____ PROVIDED ENTRIES
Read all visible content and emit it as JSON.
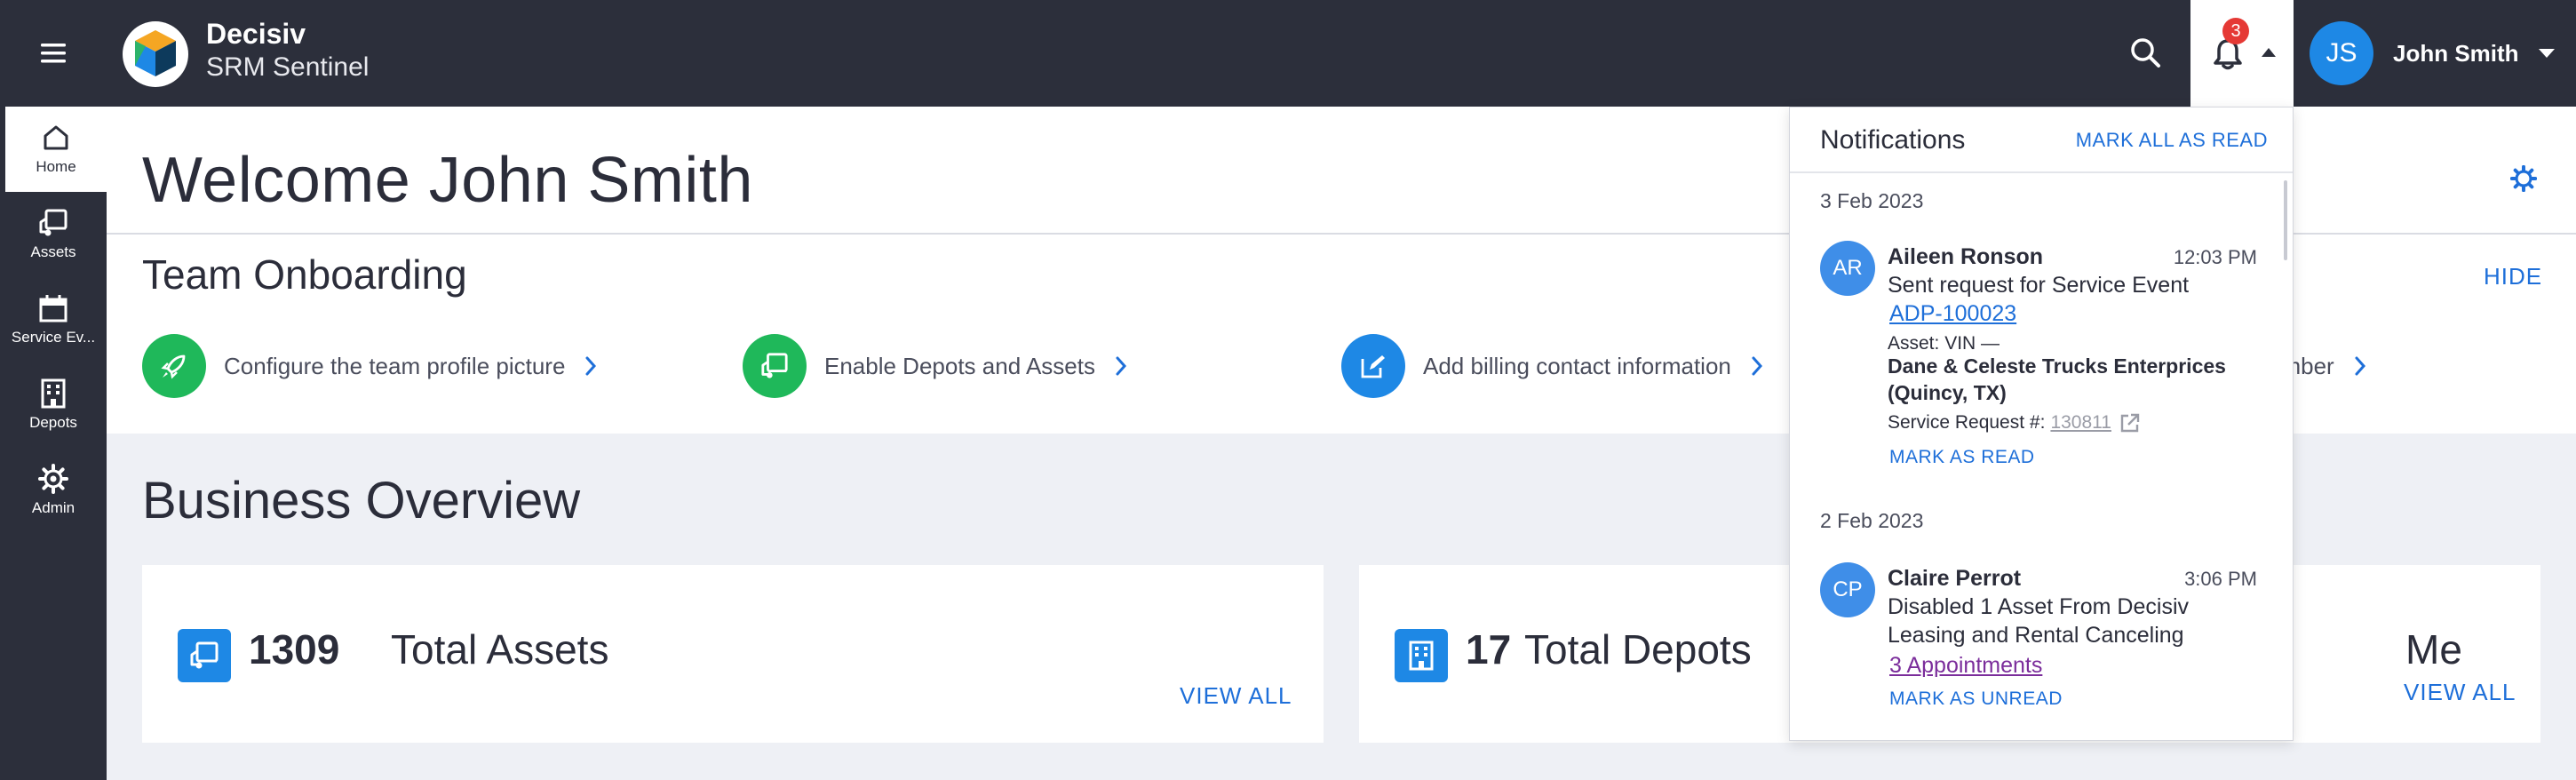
{
  "app": {
    "brand_name": "Decisiv",
    "brand_sub": "SRM Sentinel",
    "notification_count": "3",
    "user_initials": "JS",
    "user_name": "John Smith"
  },
  "sidebar": {
    "items": [
      {
        "label": "Home",
        "icon": "home-icon",
        "active": true
      },
      {
        "label": "Assets",
        "icon": "truck-icon",
        "active": false
      },
      {
        "label": "Service Ev...",
        "icon": "calendar-icon",
        "active": false
      },
      {
        "label": "Depots",
        "icon": "building-icon",
        "active": false
      },
      {
        "label": "Admin",
        "icon": "gear-icon",
        "active": false
      }
    ]
  },
  "welcome": {
    "title": "Welcome John Smith"
  },
  "onboarding": {
    "title": "Team Onboarding",
    "hide_label": "HIDE",
    "steps": [
      {
        "label": "Configure the team profile picture",
        "icon": "rocket-icon",
        "color": "#1fb85a"
      },
      {
        "label": "Enable Depots and Assets",
        "icon": "truck-icon",
        "color": "#1fb85a"
      },
      {
        "label": "Add billing contact information",
        "icon": "edit-icon",
        "color": "#1e88e5"
      },
      {
        "label": "ember",
        "icon": "",
        "color": ""
      }
    ]
  },
  "overview": {
    "title": "Business Overview",
    "cards": [
      {
        "value": "1309",
        "label": "Total Assets",
        "link": "VIEW ALL",
        "icon": "truck-icon"
      },
      {
        "value": "17",
        "label": "Total Depots",
        "link": "",
        "icon": "building-icon"
      },
      {
        "value": "",
        "label": "Me",
        "link": "VIEW  ALL",
        "icon": ""
      }
    ]
  },
  "notifications": {
    "title": "Notifications",
    "mark_all": "MARK ALL AS READ",
    "groups": [
      {
        "date": "3 Feb 2023",
        "initials": "AR",
        "name": "Aileen Ronson",
        "time": "12:03 PM",
        "text": "Sent request for Service Event",
        "link": "ADP-100023",
        "asset_line": "Asset: VIN —",
        "company": "Dane & Celeste Trucks Enterprices (Quincy, TX)",
        "sr_label": "Service Request #:",
        "sr_number": "130811",
        "action": "MARK AS READ"
      },
      {
        "date": "2 Feb 2023",
        "initials": "CP",
        "name": "Claire Perrot",
        "time": "3:06 PM",
        "text": "Disabled 1 Asset From Decisiv Leasing and Rental Canceling",
        "link": "3 Appointments",
        "action": "MARK AS UNREAD"
      }
    ]
  },
  "colors": {
    "topbar": "#2c2f3b",
    "accent": "#1e6fd9",
    "badge": "#e53935",
    "green": "#1fb85a",
    "blue": "#1e88e5"
  }
}
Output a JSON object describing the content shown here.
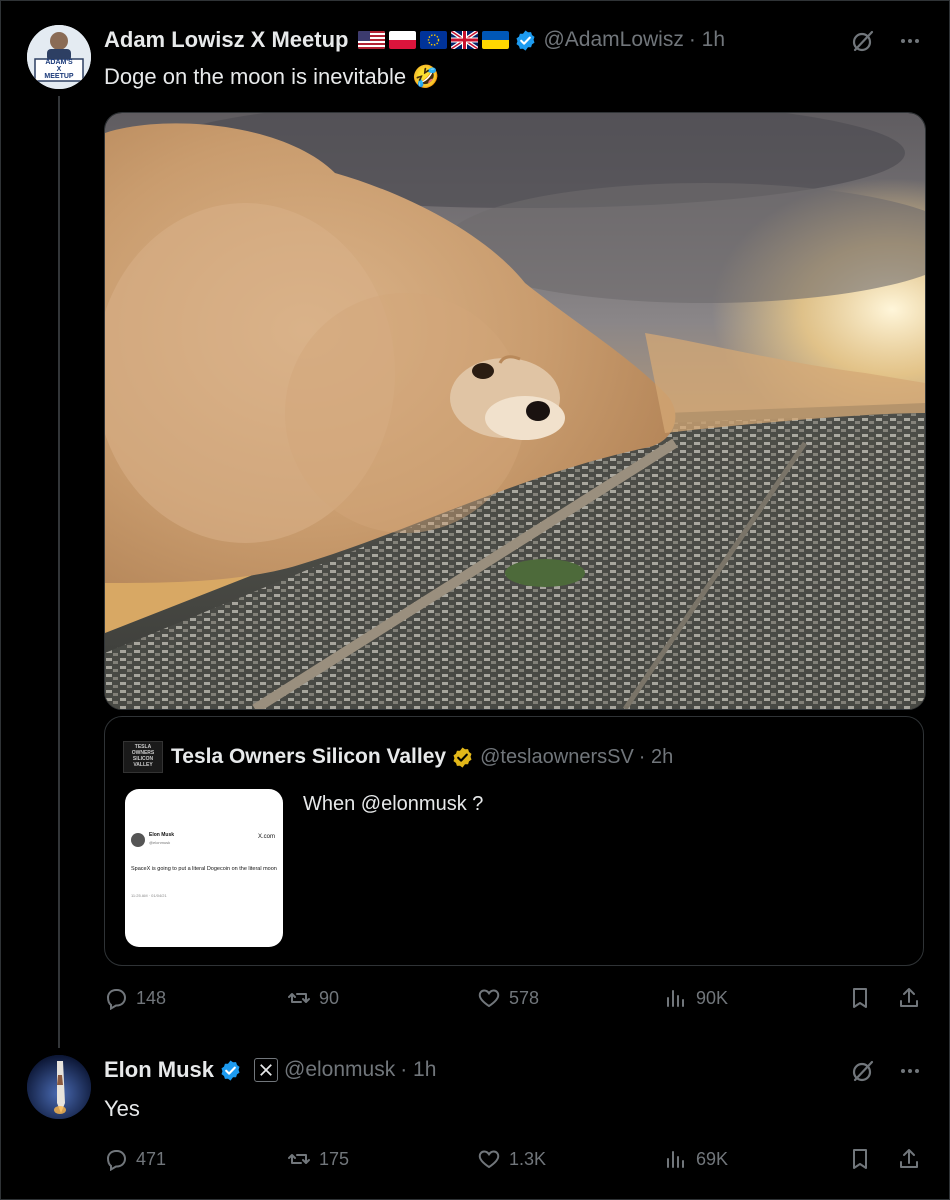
{
  "tweet": {
    "author_name": "Adam Lowisz X Meetup",
    "handle": "@AdamLowisz",
    "time": "· 1h",
    "avatar_text": [
      "ADAM'S",
      "X",
      "MEETUP"
    ],
    "text": "Doge on the moon is inevitable",
    "emoji": "🤣",
    "flags": [
      "us-flag",
      "poland-flag",
      "eu-flag",
      "uk-flag",
      "ukraine-flag"
    ],
    "actions": {
      "replies": "148",
      "reposts": "90",
      "likes": "578",
      "views": "90K"
    }
  },
  "quote": {
    "author_name": "Tesla Owners Silicon Valley",
    "handle": "@teslaownersSV",
    "time": "· 2h",
    "logo_text": [
      "TESLA",
      "OWNERS",
      "SILICON",
      "VALLEY"
    ],
    "text": "When @elonmusk ?",
    "thumb": {
      "name": "Elon Musk",
      "handle": "@elonmusk",
      "site": "X.com",
      "text": "SpaceX is going to put a literal Dogecoin on the literal moon",
      "meta": "11:25 AM · 01/04/21"
    }
  },
  "reply": {
    "author_name": "Elon Musk",
    "handle": "@elonmusk",
    "time": "· 1h",
    "text": "Yes",
    "actions": {
      "replies": "471",
      "reposts": "175",
      "likes": "1.3K",
      "views": "69K"
    }
  },
  "colors": {
    "background": "#000000",
    "text": "#e7e9ea",
    "muted": "#71767b",
    "verified_blue": "#1d9bf0",
    "verified_gold": "#e2b719",
    "border": "#2f3336"
  }
}
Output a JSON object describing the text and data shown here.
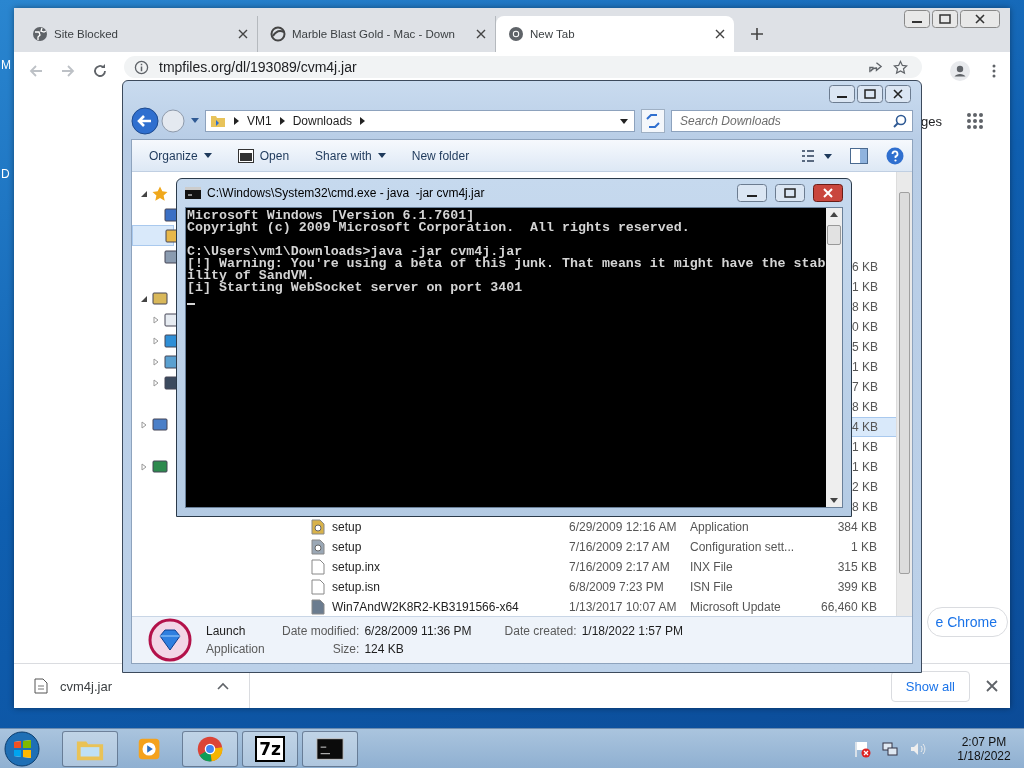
{
  "desktop": {
    "labels": [
      "M",
      "D"
    ]
  },
  "browser": {
    "tabs": [
      {
        "title": "Site Blocked",
        "kind": "globe",
        "selected": false
      },
      {
        "title": "Marble Blast Gold - Mac - Down",
        "kind": "site",
        "selected": false
      },
      {
        "title": "New Tab",
        "kind": "chrome",
        "selected": true
      }
    ],
    "nav": {
      "back_disabled": true,
      "forward_disabled": true
    },
    "address": "tmpfiles.org/dl/193089/cvm4j.jar",
    "page": {
      "link_fragment": "ges",
      "button_fragment": "e Chrome"
    },
    "download_bar": {
      "file": "cvm4j.jar",
      "show_all": "Show all"
    }
  },
  "explorer": {
    "breadcrumb": [
      "VM1",
      "Downloads"
    ],
    "search": {
      "placeholder": "Search Downloads"
    },
    "commands": [
      {
        "label": "Organize",
        "kind": "menu"
      },
      {
        "label": "Open",
        "kind": "icon"
      },
      {
        "label": "Share with",
        "kind": "menu"
      },
      {
        "label": "New folder",
        "kind": "plain"
      }
    ],
    "nav_pane": [
      {
        "kind": "favorites",
        "selected": false,
        "expanded": true,
        "children": [
          {
            "kind": "desktop",
            "selected": false
          },
          {
            "kind": "downloads",
            "selected": true
          },
          {
            "kind": "recent",
            "selected": false
          }
        ]
      },
      {
        "kind": "libraries",
        "selected": false,
        "expanded": true,
        "children": [
          {
            "kind": "documents",
            "selected": false,
            "expanded": false
          },
          {
            "kind": "music",
            "selected": false,
            "expanded": false
          },
          {
            "kind": "pictures",
            "selected": false,
            "expanded": false
          },
          {
            "kind": "videos",
            "selected": false,
            "expanded": false
          }
        ]
      },
      {
        "kind": "computer",
        "selected": false,
        "expanded": false
      },
      {
        "kind": "network",
        "selected": false,
        "expanded": false
      }
    ],
    "files": [
      {
        "size": "6 KB",
        "selected": false
      },
      {
        "size": "1 KB",
        "selected": false
      },
      {
        "size": "8 KB",
        "selected": false
      },
      {
        "size": "0 KB",
        "selected": false
      },
      {
        "size": "5 KB",
        "selected": false
      },
      {
        "size": "1 KB",
        "selected": false
      },
      {
        "size": "7 KB",
        "selected": false
      },
      {
        "size": "8 KB",
        "selected": false
      },
      {
        "size": "4 KB",
        "selected": true
      },
      {
        "size": "1 KB",
        "selected": false
      },
      {
        "size": "1 KB",
        "selected": false
      },
      {
        "size": "2 KB",
        "selected": false
      },
      {
        "size": "8 KB",
        "selected": false
      },
      {
        "name": "setup",
        "kind": "installer",
        "date": "6/29/2009 12:16 AM",
        "type": "Application",
        "size": "384 KB",
        "selected": false
      },
      {
        "name": "setup",
        "kind": "settings",
        "date": "7/16/2009 2:17 AM",
        "type": "Configuration sett...",
        "size": "1 KB",
        "selected": false
      },
      {
        "name": "setup.inx",
        "kind": "document",
        "date": "7/16/2009 2:17 AM",
        "type": "INX File",
        "size": "315 KB",
        "selected": false
      },
      {
        "name": "setup.isn",
        "kind": "document",
        "date": "6/8/2009 7:23 PM",
        "type": "ISN File",
        "size": "399 KB",
        "selected": false
      },
      {
        "name": "Win7AndW2K8R2-KB3191566-x64",
        "kind": "package",
        "date": "1/13/2017 10:07 AM",
        "type": "Microsoft Update",
        "size": "66,460 KB",
        "selected": false
      }
    ],
    "details": {
      "name": "Launch",
      "type": "Application",
      "fields": [
        {
          "label": "Date modified:",
          "value": "6/28/2009 11:36 PM"
        },
        {
          "label": "Date created:",
          "value": "1/18/2022 1:57 PM"
        },
        {
          "label": "Size:",
          "value": "124 KB"
        }
      ]
    }
  },
  "console": {
    "title": "C:\\Windows\\System32\\cmd.exe - java  -jar cvm4j.jar",
    "blocks": [
      [
        "Microsoft Windows [Version 6.1.7601]",
        "Copyright (c) 2009 Microsoft Corporation.  All rights reserved."
      ],
      [
        "C:\\Users\\vm1\\Downloads>java -jar cvm4j.jar",
        "[!] Warning: You're using a beta of this junk. That means it might have the stab",
        "ility of SandVM.",
        "[i] Starting WebSocket server on port 3401"
      ]
    ]
  },
  "taskbar": {
    "items": [
      {
        "kind": "folder",
        "running": true
      },
      {
        "kind": "player",
        "running": false
      },
      {
        "kind": "chrome",
        "running": true
      },
      {
        "kind": "archiver",
        "label": "7z",
        "running": true
      },
      {
        "kind": "console",
        "running": true
      }
    ],
    "clock": {
      "time": "2:07 PM",
      "date": "1/18/2022"
    }
  }
}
________
State, as a bare number, how many lines of the listing hold the word "Windows".

2